Directions for this task: Pick out each line containing the string "объектов".

Records contained in a dataset
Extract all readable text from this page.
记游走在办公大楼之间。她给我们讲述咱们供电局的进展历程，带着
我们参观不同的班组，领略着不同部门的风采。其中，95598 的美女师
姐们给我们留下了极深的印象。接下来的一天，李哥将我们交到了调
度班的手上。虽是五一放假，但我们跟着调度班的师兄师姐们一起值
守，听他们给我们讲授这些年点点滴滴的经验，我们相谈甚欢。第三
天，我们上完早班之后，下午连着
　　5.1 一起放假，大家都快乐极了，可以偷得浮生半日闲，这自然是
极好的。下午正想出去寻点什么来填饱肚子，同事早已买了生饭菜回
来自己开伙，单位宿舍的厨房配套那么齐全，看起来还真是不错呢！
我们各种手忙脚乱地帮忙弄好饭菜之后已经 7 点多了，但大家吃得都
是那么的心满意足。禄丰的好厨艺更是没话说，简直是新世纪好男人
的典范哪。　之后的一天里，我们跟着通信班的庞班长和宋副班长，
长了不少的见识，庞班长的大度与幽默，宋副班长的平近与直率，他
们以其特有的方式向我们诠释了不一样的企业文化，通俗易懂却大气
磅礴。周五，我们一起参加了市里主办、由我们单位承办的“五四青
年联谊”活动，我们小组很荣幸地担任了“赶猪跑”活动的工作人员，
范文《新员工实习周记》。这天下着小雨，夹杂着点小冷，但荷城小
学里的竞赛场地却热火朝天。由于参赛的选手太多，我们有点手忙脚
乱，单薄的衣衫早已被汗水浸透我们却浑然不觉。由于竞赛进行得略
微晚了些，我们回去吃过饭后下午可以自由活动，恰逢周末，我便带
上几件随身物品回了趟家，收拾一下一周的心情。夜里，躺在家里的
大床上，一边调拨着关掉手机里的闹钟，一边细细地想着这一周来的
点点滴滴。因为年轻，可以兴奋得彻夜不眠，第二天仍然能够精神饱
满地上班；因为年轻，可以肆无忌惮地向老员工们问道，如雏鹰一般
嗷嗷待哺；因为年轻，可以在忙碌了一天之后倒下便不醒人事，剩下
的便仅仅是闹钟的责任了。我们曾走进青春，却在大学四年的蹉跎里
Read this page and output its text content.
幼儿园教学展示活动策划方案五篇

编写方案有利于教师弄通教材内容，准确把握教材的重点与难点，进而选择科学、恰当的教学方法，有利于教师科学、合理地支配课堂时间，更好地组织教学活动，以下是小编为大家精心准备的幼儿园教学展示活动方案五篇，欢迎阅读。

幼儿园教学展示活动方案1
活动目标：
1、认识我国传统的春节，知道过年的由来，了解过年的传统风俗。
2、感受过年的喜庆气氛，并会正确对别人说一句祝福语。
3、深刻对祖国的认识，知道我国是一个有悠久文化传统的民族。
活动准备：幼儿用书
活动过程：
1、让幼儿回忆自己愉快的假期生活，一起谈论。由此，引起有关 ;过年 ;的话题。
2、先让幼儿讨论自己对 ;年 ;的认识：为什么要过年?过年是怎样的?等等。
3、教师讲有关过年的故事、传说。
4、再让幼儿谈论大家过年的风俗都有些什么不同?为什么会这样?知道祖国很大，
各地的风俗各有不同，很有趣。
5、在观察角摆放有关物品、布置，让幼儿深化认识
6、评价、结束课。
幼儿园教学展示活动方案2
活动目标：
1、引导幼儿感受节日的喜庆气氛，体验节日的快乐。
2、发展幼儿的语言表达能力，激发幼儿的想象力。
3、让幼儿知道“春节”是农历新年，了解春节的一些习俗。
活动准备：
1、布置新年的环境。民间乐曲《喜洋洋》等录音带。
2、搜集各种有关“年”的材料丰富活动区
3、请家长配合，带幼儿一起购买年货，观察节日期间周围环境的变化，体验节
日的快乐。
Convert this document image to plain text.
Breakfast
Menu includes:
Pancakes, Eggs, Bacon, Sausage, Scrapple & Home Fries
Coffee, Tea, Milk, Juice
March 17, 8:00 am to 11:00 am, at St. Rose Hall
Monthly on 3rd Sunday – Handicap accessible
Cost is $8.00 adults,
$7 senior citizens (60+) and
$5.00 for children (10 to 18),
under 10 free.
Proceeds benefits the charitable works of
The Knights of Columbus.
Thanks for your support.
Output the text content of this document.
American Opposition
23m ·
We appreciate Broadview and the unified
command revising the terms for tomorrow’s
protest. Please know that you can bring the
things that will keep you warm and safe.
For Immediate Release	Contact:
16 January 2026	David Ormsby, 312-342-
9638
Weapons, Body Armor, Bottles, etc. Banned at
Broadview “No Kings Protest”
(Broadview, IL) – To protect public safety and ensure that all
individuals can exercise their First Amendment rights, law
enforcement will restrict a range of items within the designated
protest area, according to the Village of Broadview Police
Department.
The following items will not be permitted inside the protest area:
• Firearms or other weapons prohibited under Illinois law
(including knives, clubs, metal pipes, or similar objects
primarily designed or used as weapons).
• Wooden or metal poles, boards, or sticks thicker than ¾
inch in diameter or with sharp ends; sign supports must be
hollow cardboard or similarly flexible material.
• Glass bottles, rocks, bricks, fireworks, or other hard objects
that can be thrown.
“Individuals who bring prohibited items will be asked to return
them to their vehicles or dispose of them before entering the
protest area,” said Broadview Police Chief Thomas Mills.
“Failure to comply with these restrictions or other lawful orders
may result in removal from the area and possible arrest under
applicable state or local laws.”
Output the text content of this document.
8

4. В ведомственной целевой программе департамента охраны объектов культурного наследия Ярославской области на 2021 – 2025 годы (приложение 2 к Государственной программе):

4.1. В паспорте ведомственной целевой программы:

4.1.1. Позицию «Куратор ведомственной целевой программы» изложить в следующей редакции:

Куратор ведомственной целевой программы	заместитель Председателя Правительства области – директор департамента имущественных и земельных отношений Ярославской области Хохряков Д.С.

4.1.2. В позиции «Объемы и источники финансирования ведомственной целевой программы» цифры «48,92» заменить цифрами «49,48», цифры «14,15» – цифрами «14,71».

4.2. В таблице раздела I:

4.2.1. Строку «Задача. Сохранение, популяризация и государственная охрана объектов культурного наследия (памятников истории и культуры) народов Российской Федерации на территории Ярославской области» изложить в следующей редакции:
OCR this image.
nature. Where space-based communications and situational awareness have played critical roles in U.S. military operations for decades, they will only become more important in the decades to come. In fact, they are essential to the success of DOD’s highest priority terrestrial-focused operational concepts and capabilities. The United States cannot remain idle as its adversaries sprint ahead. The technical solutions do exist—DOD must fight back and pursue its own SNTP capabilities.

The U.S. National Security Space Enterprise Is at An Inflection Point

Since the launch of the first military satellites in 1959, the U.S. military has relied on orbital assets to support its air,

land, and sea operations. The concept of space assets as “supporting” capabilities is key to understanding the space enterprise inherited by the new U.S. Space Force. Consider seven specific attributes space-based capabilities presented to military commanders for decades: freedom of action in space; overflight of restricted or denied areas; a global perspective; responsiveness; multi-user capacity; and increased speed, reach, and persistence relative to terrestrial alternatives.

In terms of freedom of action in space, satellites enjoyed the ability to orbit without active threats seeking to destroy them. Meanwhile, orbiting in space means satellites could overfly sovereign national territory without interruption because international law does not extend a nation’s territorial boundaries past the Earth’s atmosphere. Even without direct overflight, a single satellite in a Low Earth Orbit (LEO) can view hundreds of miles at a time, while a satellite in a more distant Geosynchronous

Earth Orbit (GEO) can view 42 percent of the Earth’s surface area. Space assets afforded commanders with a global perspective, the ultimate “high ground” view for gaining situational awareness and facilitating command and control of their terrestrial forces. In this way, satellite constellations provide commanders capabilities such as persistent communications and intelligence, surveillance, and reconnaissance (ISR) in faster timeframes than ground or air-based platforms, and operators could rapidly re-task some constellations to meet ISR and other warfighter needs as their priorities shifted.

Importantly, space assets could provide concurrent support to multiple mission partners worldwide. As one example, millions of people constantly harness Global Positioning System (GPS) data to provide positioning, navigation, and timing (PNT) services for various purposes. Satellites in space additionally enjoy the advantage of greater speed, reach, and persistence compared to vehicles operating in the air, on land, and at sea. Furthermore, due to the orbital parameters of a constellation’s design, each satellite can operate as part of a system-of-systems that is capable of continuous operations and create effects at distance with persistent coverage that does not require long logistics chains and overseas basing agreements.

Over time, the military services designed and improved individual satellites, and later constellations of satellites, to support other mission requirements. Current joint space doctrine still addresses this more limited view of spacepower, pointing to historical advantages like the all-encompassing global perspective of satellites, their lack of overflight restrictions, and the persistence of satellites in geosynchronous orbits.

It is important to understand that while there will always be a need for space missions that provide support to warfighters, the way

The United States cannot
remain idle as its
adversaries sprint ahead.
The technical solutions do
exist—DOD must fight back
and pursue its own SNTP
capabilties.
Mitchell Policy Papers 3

Written solution:
4. В ведомственной целевой программе департамента охраны объектов культурного наследия Ярославской области на 2021 – 2025 годы (приложение 2 к Государственной программе):
4.2.1. Строку «Задача. Сохранение, популяризация и государственная охрана объектов культурного наследия (памятников истории и культуры) народов Российской Федерации на территории Ярославской области» изложить в следующей редакции:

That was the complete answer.